### Source records

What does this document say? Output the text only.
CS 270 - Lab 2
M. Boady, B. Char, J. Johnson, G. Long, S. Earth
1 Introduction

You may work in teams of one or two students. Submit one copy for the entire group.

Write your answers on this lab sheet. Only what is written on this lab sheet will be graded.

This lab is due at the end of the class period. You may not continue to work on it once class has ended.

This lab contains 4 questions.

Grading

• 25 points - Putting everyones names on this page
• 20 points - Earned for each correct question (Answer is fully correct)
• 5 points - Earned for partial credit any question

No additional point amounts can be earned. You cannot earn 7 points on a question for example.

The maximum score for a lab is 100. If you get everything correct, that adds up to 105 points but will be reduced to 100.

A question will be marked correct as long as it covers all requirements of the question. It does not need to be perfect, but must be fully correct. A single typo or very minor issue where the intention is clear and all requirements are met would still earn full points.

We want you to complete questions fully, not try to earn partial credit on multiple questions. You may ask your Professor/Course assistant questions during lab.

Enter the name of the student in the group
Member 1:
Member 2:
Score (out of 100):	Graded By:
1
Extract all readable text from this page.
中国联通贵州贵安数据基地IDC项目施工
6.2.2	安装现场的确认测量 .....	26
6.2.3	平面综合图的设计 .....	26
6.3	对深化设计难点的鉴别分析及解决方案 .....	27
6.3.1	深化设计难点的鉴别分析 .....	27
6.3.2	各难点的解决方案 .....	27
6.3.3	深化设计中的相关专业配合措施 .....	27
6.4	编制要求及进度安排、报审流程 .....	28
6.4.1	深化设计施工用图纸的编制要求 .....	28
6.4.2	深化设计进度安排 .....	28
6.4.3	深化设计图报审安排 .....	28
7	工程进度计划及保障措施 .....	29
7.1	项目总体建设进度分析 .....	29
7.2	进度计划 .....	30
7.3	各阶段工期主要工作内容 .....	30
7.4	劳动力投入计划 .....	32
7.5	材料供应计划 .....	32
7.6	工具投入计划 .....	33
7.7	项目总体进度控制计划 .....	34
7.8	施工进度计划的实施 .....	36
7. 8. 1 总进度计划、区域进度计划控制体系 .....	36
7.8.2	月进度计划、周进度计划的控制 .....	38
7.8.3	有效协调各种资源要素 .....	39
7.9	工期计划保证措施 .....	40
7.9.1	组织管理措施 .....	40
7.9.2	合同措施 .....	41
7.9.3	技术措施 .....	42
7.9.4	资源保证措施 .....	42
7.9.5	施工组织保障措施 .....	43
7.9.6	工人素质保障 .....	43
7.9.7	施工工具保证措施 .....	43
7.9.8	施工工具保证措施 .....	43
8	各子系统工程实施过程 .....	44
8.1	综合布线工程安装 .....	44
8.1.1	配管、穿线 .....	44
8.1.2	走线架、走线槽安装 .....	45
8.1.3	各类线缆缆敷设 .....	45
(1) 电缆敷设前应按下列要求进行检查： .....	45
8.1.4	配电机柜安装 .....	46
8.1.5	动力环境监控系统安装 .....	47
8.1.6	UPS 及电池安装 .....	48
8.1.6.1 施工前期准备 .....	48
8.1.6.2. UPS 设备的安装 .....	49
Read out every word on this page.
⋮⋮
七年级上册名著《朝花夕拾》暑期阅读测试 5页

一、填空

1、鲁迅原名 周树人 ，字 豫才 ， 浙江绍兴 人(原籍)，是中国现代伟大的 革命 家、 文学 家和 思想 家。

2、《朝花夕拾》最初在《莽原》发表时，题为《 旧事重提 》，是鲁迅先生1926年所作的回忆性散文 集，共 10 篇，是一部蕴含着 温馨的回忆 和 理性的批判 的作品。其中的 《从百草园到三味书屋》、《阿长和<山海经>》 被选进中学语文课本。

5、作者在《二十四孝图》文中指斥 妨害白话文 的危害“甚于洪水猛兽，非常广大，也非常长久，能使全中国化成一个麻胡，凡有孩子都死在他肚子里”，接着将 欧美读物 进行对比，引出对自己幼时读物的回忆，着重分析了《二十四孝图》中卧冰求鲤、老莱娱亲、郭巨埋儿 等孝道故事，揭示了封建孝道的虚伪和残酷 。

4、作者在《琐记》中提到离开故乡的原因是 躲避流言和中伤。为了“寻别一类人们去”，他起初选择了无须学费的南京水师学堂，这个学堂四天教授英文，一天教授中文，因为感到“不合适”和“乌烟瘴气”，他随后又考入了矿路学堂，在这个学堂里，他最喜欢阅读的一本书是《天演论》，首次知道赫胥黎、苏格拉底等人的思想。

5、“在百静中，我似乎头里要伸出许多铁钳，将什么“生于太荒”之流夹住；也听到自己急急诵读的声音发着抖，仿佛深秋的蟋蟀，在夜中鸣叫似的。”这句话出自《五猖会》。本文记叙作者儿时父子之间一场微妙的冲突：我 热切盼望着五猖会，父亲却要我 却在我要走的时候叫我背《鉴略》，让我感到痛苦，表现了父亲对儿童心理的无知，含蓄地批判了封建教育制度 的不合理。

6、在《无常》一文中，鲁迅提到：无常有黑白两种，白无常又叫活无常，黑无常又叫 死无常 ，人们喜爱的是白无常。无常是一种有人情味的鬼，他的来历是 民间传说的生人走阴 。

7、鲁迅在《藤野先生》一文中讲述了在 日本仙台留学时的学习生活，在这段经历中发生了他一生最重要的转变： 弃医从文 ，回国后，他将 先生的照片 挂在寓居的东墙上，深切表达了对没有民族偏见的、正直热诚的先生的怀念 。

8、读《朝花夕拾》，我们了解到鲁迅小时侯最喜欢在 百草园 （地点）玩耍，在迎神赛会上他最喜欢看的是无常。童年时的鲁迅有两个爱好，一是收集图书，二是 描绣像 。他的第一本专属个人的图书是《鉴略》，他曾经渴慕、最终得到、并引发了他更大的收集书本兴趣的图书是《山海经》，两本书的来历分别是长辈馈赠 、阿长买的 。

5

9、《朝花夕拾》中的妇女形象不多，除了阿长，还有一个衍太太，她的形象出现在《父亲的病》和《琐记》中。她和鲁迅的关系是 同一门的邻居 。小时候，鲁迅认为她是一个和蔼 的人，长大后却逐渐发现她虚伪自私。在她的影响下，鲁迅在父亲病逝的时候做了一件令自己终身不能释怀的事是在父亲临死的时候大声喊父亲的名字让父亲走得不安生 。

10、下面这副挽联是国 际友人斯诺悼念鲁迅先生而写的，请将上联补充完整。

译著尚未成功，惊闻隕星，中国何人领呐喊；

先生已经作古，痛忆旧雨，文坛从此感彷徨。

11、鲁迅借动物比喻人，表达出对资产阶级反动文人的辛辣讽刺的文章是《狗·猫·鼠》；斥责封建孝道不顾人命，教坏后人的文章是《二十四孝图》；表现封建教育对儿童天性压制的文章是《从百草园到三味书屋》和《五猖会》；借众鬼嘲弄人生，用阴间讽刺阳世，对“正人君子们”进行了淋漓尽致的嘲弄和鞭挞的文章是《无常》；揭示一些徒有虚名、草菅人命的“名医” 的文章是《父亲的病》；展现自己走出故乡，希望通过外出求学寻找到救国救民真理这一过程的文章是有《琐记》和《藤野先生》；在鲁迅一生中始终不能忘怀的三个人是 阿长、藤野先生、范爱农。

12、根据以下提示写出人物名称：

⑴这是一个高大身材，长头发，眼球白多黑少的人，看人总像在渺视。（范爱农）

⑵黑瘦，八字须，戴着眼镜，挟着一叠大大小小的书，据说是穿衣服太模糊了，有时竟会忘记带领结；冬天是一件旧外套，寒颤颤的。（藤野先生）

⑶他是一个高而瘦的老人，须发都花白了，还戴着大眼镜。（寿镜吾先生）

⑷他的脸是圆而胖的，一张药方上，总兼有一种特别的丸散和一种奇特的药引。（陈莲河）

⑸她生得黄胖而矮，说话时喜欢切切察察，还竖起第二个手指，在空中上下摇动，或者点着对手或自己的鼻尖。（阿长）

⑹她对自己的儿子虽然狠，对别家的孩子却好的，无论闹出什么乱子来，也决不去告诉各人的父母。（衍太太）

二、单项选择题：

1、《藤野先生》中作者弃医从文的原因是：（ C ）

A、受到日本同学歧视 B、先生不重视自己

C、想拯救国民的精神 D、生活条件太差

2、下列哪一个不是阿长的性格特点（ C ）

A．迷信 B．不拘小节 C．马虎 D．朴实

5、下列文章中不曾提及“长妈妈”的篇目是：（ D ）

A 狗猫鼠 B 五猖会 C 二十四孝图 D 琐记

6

### Stated exercise
Check each line of the entries for the string "questions". Copy the lines that have it.

### Response to this exercise
This lab contains 4 questions.
We want you to complete questions fully, not try to earn partial credit on multiple questions. You may ask your Professor/Course assistant questions during lab.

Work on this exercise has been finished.